§ Your objective:
Copy all lines of the listing that include the string "appointed".

-------------------------

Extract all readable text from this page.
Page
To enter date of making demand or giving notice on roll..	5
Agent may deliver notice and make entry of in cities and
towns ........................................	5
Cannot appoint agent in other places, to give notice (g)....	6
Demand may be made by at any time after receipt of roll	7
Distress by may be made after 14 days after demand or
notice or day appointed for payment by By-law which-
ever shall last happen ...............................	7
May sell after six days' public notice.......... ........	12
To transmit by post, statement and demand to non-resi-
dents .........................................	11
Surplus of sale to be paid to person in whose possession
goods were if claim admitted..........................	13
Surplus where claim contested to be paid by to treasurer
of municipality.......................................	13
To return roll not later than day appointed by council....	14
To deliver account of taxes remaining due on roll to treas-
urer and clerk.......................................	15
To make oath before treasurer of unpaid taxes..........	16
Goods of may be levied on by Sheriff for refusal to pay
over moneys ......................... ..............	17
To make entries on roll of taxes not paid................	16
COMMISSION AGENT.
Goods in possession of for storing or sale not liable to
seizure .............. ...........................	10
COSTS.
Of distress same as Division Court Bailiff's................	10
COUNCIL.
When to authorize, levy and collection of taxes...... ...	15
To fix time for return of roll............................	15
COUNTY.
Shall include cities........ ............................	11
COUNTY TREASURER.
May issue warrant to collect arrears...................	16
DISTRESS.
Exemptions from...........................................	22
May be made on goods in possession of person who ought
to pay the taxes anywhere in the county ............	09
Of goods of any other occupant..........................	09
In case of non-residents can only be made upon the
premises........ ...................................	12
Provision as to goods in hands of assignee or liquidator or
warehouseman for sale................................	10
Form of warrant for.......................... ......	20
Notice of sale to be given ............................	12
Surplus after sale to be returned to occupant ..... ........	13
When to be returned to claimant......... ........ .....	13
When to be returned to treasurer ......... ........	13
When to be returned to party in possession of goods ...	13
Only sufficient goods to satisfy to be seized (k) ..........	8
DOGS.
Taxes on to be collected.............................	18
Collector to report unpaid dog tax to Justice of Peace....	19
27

-------------------------

§ In response:
notice or day appointed for payment by By-law which-
To return roll not later than day appointed by council....	14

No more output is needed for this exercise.